### WHAT THE EXERCISE ASKS
Copy every line of the records below that holds the word "Software".

Items listed in a dataset:
####

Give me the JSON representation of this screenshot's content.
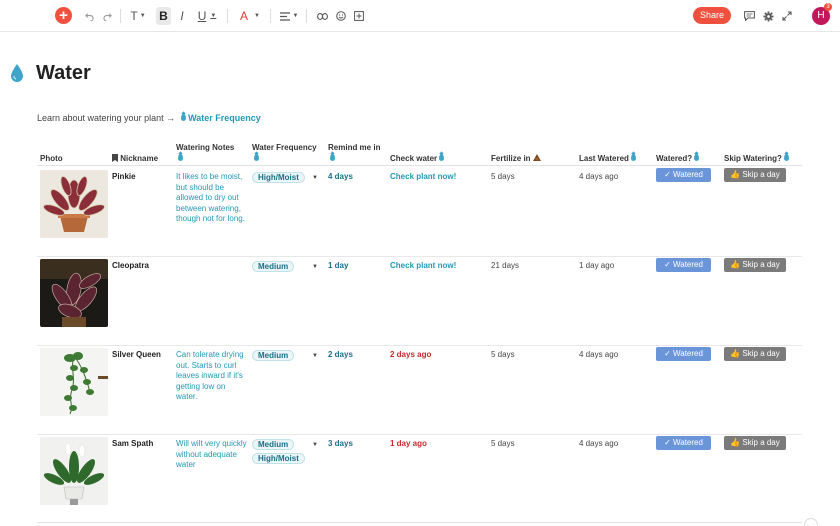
{
  "toolbar": {
    "add_icon": "plus-icon",
    "text_label": "T",
    "bold_label": "B",
    "italic_label": "I",
    "underline_label": "U",
    "font_color_label": "A",
    "share_label": "Share",
    "avatar_initial": "H",
    "notification_count": "3",
    "accent": "#f0513e"
  },
  "page": {
    "title": "Water",
    "intro_text": "Learn about watering your plant →",
    "intro_link": "Water Frequency"
  },
  "table": {
    "headers": {
      "photo": "Photo",
      "nickname": "Nickname",
      "notes": "Watering Notes",
      "frequency": "Water Frequency",
      "remind": "Remind me in",
      "check": "Check water",
      "fertilize": "Fertilize in",
      "last": "Last Watered",
      "watered": "Watered?",
      "skip": "Skip Watering?"
    },
    "rows": [
      {
        "nickname": "Pinkie",
        "notes": "It likes to be moist, but should be allowed to dry out between watering, though not for long.",
        "frequency": [
          "High/Moist"
        ],
        "remind": "4 days",
        "check": "Check plant now!",
        "check_status": "ok",
        "fertilize": "5 days",
        "last": "4 days ago",
        "watered_label": "✓ Watered",
        "skip_label": "👍 Skip a day"
      },
      {
        "nickname": "Cleopatra",
        "notes": "",
        "frequency": [
          "Medium"
        ],
        "remind": "1 day",
        "check": "Check plant now!",
        "check_status": "ok",
        "fertilize": "21 days",
        "last": "1 day ago",
        "watered_label": "✓ Watered",
        "skip_label": "👍 Skip a day"
      },
      {
        "nickname": "Silver Queen",
        "notes": "Can tolerate drying out. Starts to curl leaves inward if it's getting low on water.",
        "frequency": [
          "Medium"
        ],
        "remind": "2 days",
        "check": "2 days ago",
        "check_status": "late",
        "fertilize": "5 days",
        "last": "4 days ago",
        "watered_label": "✓ Watered",
        "skip_label": "👍 Skip a day"
      },
      {
        "nickname": "Sam Spath",
        "notes": "Will wilt very quickly without adequate water",
        "frequency": [
          "Medium",
          "High/Moist"
        ],
        "remind": "3 days",
        "check": "1 day ago",
        "check_status": "late",
        "fertilize": "5 days",
        "last": "4 days ago",
        "watered_label": "✓ Watered",
        "skip_label": "👍 Skip a day"
      }
    ]
  },
  "colors": {
    "teal_text": "#2199b5",
    "late_red": "#c62828",
    "watered_btn": "#6b95d9",
    "skip_btn": "#7b7b7b"
  }
}
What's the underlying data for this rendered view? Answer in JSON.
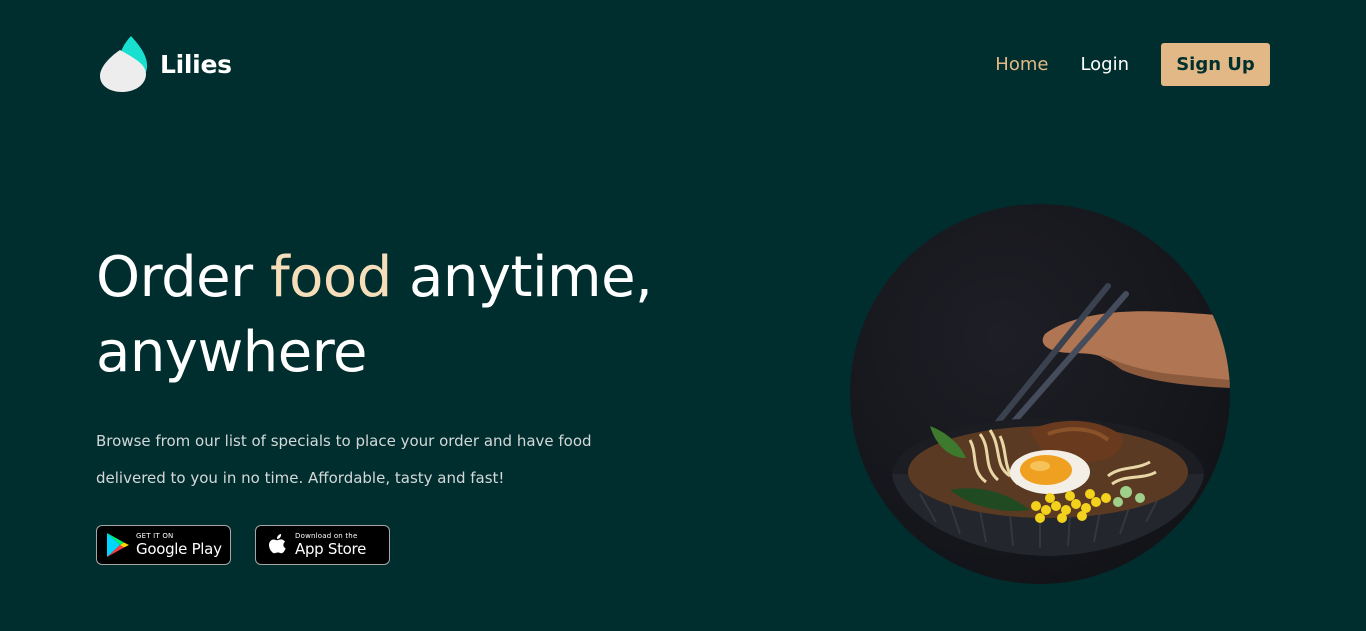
{
  "brand": {
    "name": "Lilies",
    "accent_color": "#e2b887",
    "background_color": "#002e2e",
    "logo_colors": [
      "#18e0d0",
      "#f2f2f2"
    ]
  },
  "nav": {
    "home_label": "Home",
    "login_label": "Login",
    "signup_label": "Sign Up"
  },
  "hero": {
    "title_part1": "Order ",
    "title_accent": "food",
    "title_part2": " anytime,",
    "title_line2": "anywhere",
    "description": "Browse from our list of specials to place your order and have food delivered to you in no time. Affordable, tasty and fast!"
  },
  "stores": {
    "google": {
      "small": "GET IT ON",
      "big": "Google Play",
      "icon": "google-play-icon"
    },
    "apple": {
      "small": "Download on the",
      "big": "App Store",
      "icon": "apple-icon"
    }
  },
  "image": {
    "subject": "ramen-bowl-with-chopsticks"
  }
}
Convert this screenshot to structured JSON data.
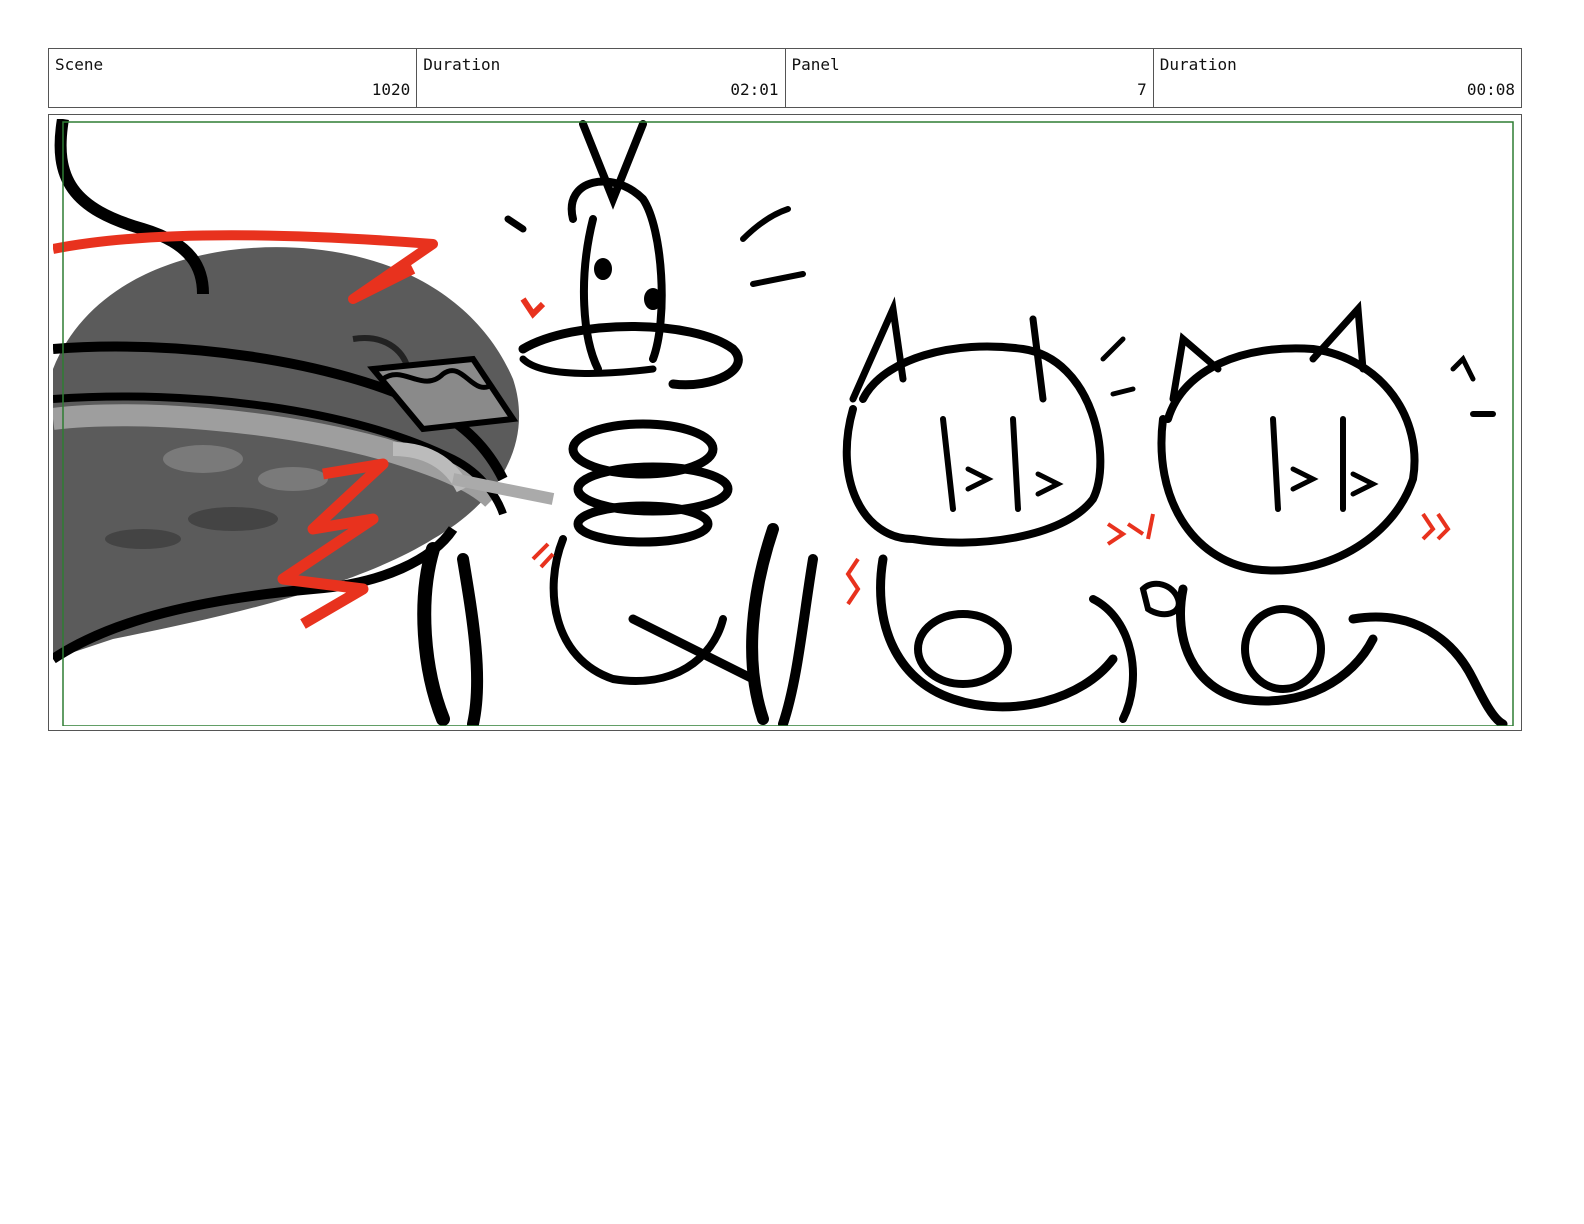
{
  "header": {
    "scene_label": "Scene",
    "scene_value": "1020",
    "scene_duration_label": "Duration",
    "scene_duration_value": "02:01",
    "panel_label": "Panel",
    "panel_value": "7",
    "panel_duration_label": "Duration",
    "panel_duration_value": "00:08"
  },
  "colors": {
    "accent_red": "#e8321e",
    "safe_frame_green": "#2e7d32",
    "ink": "#000000"
  }
}
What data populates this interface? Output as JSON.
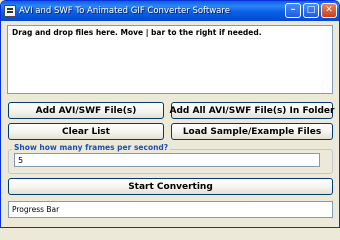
{
  "window": {
    "title": "AVI and SWF To Animated GIF Converter Software",
    "icon": "app-icon",
    "controls": {
      "minimize_icon": "minimize-icon",
      "maximize_icon": "maximize-icon",
      "close_icon": "close-icon"
    }
  },
  "file_list": {
    "instructions": "Drag and drop files here. Move | bar to the right if needed."
  },
  "buttons": {
    "add_files": "Add AVI/SWF File(s)",
    "add_all_folder": "Add All AVI/SWF File(s) In Folder",
    "clear_list": "Clear List",
    "load_sample": "Load Sample/Example Files",
    "start_converting": "Start Converting"
  },
  "fps": {
    "label": "Show how many frames per second?",
    "value": "5"
  },
  "progress": {
    "label": "Progress Bar"
  },
  "colors": {
    "titlebar": "#0a5fe8",
    "window_bg": "#ece9d8",
    "group_label": "#1f4fb0"
  }
}
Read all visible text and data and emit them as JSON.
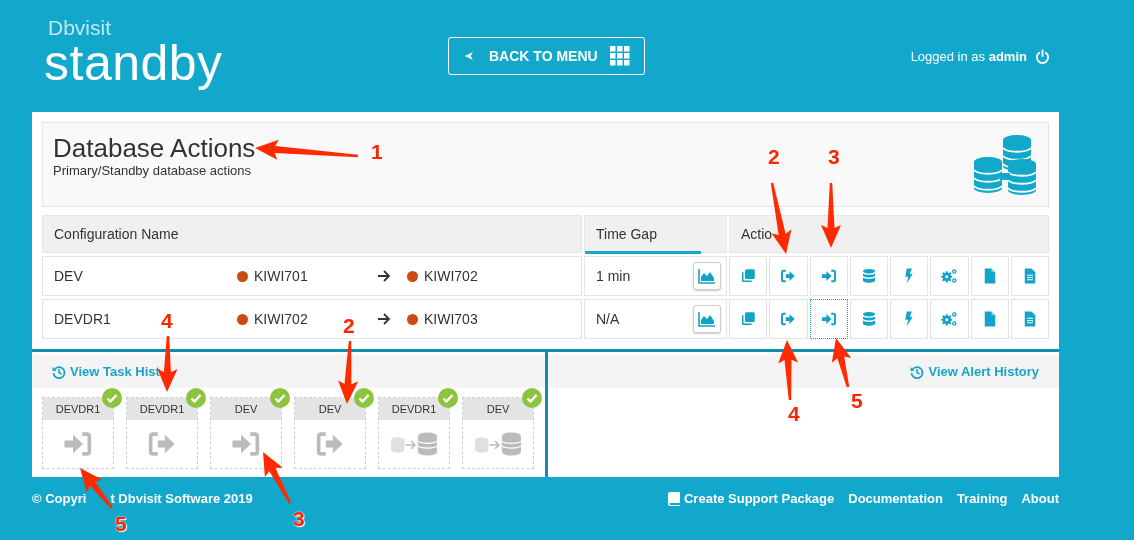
{
  "header": {
    "logo_top": "Dbvisit",
    "logo_main": "standby",
    "back_button": {
      "label": "BACK TO MENU"
    },
    "user": {
      "prefix": "Logged in as",
      "name": "admin"
    }
  },
  "page": {
    "title": "Database Actions",
    "subtitle": "Primary/Standby database actions"
  },
  "table": {
    "columns": [
      {
        "label": "Configuration Name",
        "selected": false
      },
      {
        "label": "Time Gap",
        "selected": true
      },
      {
        "label": "Actio",
        "selected": false
      }
    ],
    "rows": [
      {
        "name": "DEV",
        "primary": {
          "name": "KIWI701",
          "color": "#cc4a14"
        },
        "standby": {
          "name": "KIWI702",
          "color": "#cc4a14"
        },
        "time_gap": "1 min",
        "actions": [
          {
            "kind": "copy",
            "focused": false
          },
          {
            "kind": "switchover",
            "focused": false
          },
          {
            "kind": "failover",
            "focused": false
          },
          {
            "kind": "database",
            "focused": false
          },
          {
            "kind": "bolt",
            "focused": false
          },
          {
            "kind": "gears",
            "focused": false
          },
          {
            "kind": "file",
            "focused": false
          },
          {
            "kind": "document",
            "focused": false
          }
        ]
      },
      {
        "name": "DEVDR1",
        "primary": {
          "name": "KIWI702",
          "color": "#cc4a14"
        },
        "standby": {
          "name": "KIWI703",
          "color": "#cc4a14"
        },
        "time_gap": "N/A",
        "actions": [
          {
            "kind": "copy",
            "focused": false
          },
          {
            "kind": "switchover",
            "focused": false
          },
          {
            "kind": "failover",
            "focused": true
          },
          {
            "kind": "database",
            "focused": false
          },
          {
            "kind": "bolt",
            "focused": false
          },
          {
            "kind": "gears",
            "focused": false
          },
          {
            "kind": "file",
            "focused": false
          },
          {
            "kind": "document",
            "focused": false
          }
        ]
      }
    ]
  },
  "task_history": {
    "link": "View Task Hist",
    "tasks": [
      {
        "label": "DEVDR1",
        "kind": "failover",
        "done": true
      },
      {
        "label": "DEVDR1",
        "kind": "switchover",
        "done": true
      },
      {
        "label": "DEV",
        "kind": "failover",
        "done": true
      },
      {
        "label": "DEV",
        "kind": "switchover",
        "done": true
      },
      {
        "label": "DEVDR1",
        "kind": "transfer",
        "done": true
      },
      {
        "label": "DEV",
        "kind": "transfer",
        "done": true
      }
    ]
  },
  "alert_history": {
    "link": "View Alert History"
  },
  "footer": {
    "copyright_parts": [
      "© Copyri",
      "t Dbvisit Software 2019"
    ],
    "links": [
      {
        "label": "Create Support Package",
        "kind": "book"
      },
      {
        "label": "Documentation",
        "kind": "plain"
      },
      {
        "label": "Training",
        "kind": "plain"
      },
      {
        "label": "About",
        "kind": "plain"
      }
    ]
  },
  "annotations": [
    {
      "label": "1"
    },
    {
      "label": "2"
    },
    {
      "label": "3"
    },
    {
      "label": "4"
    },
    {
      "label": "2"
    },
    {
      "label": "4"
    },
    {
      "label": "5"
    },
    {
      "label": "5"
    },
    {
      "label": "3"
    }
  ]
}
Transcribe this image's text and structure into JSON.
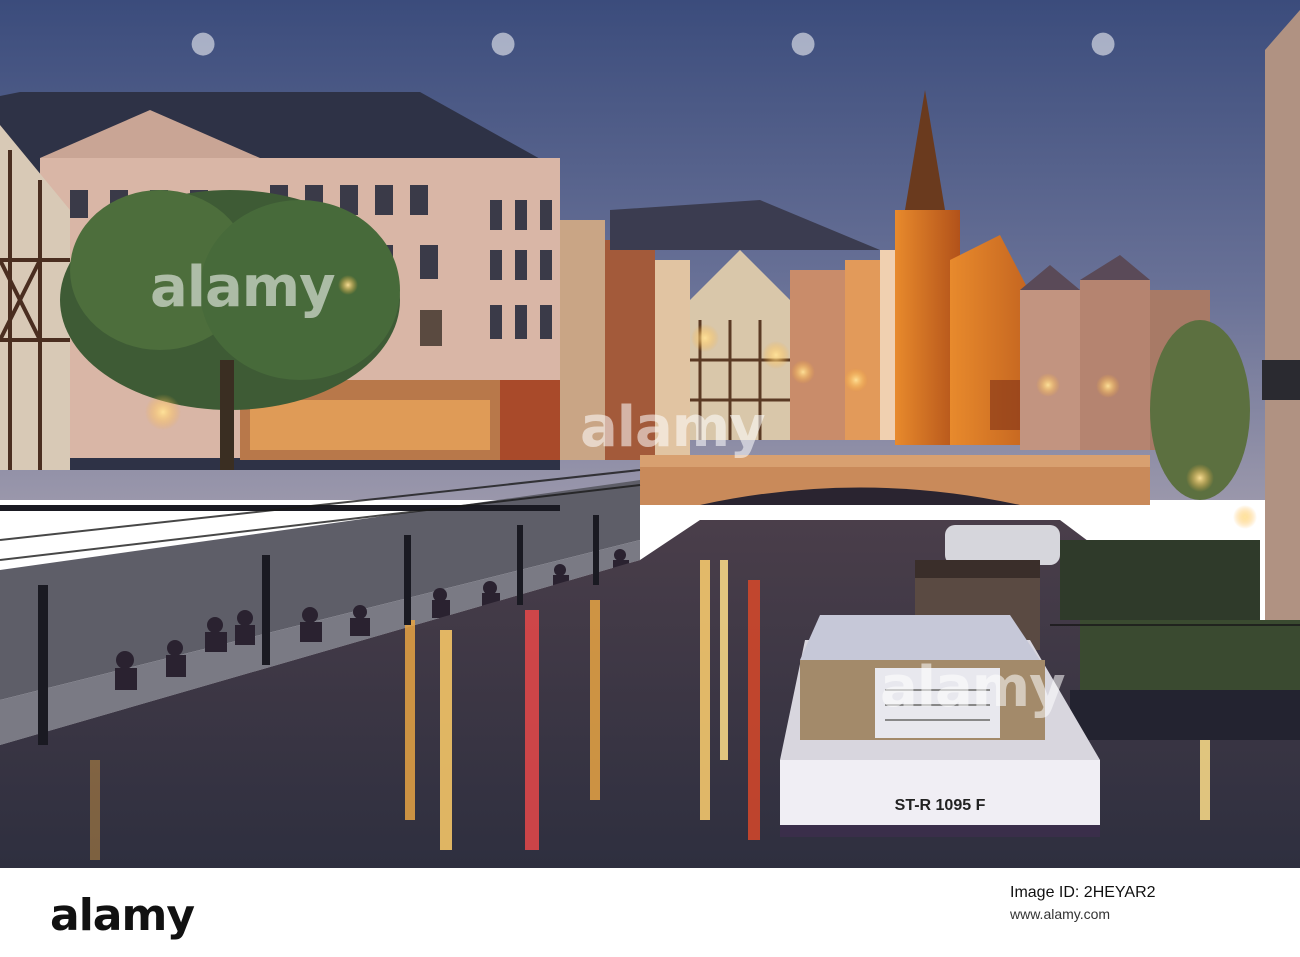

####

### TASK RESPONSE
    "title": "AVI and SWF To Animated GIF Converter Software",
      "t Dbvisit Software 2019"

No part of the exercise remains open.